YOUR OBJECTIVE: Tally how many lines of these entries hold the string "dinaikkan". Return the number alone.

GIVEN RECORDS:

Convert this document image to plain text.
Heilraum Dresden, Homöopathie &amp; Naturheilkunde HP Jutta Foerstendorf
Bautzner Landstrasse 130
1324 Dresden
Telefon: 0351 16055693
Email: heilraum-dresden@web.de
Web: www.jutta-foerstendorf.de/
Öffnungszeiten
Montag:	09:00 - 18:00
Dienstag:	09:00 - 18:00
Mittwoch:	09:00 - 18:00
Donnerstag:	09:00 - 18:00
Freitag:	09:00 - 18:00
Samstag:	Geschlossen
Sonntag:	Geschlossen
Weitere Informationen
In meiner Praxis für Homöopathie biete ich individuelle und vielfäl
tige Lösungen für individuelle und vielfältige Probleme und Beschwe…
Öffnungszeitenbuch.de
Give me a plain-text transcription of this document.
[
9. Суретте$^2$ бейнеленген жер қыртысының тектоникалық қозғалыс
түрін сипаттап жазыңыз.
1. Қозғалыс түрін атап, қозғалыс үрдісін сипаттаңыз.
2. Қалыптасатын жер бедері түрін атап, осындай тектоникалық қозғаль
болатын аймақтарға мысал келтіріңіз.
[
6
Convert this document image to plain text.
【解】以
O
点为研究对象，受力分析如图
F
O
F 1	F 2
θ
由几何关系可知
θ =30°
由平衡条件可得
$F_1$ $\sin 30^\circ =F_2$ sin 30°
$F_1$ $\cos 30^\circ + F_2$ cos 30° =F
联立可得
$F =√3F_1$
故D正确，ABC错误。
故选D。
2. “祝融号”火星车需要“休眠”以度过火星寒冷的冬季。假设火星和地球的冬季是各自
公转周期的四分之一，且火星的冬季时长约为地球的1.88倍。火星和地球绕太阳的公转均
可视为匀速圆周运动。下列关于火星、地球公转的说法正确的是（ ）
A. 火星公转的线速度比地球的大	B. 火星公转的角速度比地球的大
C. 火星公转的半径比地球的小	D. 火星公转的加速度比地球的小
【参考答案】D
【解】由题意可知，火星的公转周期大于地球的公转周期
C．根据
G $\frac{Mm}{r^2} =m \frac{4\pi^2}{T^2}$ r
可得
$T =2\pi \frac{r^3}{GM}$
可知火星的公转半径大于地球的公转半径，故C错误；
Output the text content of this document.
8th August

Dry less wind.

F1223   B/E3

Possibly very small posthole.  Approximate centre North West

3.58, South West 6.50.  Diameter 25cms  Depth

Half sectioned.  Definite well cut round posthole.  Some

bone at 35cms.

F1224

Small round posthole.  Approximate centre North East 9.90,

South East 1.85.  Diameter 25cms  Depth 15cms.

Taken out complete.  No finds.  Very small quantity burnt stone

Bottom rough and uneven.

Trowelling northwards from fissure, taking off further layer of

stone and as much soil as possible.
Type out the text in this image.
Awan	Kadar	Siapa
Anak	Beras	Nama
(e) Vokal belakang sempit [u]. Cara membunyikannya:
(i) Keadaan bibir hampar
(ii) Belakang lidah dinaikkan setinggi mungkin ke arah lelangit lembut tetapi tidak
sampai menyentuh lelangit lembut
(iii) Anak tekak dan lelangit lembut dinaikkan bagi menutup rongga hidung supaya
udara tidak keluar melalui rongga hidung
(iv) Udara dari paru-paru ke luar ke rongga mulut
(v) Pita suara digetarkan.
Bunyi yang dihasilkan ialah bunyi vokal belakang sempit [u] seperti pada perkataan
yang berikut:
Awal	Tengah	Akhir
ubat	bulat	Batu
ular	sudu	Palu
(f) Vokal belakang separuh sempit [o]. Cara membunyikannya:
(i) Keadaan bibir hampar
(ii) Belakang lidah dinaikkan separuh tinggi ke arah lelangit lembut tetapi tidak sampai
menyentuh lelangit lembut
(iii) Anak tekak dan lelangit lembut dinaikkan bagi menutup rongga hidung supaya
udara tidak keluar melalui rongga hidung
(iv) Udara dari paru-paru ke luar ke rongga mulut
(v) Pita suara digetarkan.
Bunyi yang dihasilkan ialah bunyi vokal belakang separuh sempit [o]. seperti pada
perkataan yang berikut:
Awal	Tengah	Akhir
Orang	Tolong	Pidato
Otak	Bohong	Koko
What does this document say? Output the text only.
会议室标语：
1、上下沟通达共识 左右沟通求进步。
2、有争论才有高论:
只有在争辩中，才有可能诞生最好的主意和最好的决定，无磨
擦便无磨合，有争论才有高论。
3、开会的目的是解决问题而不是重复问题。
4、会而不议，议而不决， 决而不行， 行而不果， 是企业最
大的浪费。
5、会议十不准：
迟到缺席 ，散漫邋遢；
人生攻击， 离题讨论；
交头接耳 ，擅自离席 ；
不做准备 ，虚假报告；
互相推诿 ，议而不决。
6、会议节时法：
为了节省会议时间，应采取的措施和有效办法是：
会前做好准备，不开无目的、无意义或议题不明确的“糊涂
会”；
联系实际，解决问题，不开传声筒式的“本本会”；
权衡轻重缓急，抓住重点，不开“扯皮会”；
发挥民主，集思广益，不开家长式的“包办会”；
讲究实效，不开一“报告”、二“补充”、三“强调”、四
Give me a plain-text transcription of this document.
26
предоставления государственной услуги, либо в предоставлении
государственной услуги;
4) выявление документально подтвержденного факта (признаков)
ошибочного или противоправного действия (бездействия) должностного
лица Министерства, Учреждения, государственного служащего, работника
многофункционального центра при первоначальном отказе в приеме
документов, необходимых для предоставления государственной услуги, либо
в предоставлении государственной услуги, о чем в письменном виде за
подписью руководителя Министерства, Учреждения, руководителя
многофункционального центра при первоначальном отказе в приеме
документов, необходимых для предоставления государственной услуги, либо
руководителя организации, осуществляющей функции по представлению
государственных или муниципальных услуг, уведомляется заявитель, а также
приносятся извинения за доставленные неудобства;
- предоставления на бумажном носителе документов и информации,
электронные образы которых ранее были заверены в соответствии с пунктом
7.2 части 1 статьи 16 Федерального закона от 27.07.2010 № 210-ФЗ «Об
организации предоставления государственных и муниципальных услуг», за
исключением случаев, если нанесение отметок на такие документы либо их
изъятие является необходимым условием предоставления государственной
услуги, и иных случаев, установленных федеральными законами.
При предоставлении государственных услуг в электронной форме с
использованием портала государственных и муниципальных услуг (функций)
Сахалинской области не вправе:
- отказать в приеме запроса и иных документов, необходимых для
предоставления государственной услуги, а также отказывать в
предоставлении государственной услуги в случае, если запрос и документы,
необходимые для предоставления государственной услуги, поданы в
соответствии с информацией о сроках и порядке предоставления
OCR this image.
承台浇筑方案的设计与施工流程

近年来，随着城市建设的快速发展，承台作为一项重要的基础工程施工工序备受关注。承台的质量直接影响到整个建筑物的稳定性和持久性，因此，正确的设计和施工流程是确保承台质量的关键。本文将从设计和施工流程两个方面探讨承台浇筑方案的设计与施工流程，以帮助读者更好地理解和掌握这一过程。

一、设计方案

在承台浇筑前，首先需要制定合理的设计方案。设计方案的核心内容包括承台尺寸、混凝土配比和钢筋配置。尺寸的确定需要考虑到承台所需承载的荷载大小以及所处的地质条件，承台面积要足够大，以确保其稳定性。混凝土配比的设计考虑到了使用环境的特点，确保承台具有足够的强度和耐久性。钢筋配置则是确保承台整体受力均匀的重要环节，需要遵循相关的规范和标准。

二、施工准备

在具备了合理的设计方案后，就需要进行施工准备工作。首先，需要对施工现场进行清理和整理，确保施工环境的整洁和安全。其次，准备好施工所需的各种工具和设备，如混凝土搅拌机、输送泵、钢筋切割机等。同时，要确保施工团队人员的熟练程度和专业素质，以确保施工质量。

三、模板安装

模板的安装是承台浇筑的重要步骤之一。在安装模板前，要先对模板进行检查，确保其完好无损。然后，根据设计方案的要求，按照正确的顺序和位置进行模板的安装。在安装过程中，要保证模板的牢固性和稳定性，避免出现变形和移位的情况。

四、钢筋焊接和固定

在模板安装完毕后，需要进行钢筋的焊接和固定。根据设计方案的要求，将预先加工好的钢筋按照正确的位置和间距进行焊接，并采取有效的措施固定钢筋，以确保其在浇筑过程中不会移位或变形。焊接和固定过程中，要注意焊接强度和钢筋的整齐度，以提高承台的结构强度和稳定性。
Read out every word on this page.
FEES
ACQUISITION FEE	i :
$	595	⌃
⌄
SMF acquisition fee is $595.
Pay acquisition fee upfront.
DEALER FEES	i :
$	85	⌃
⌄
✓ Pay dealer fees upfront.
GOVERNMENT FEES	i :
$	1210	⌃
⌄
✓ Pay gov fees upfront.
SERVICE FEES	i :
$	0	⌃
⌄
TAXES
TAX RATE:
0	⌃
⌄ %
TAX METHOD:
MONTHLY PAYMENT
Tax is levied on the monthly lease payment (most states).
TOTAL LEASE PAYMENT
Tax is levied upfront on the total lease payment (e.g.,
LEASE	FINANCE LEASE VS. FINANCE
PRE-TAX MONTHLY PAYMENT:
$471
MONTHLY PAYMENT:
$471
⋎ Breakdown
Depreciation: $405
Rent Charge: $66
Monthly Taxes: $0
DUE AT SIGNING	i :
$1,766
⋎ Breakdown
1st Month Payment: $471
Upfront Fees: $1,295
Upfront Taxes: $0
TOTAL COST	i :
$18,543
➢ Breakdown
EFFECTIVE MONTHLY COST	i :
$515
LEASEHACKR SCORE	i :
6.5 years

THE ANSWER: 4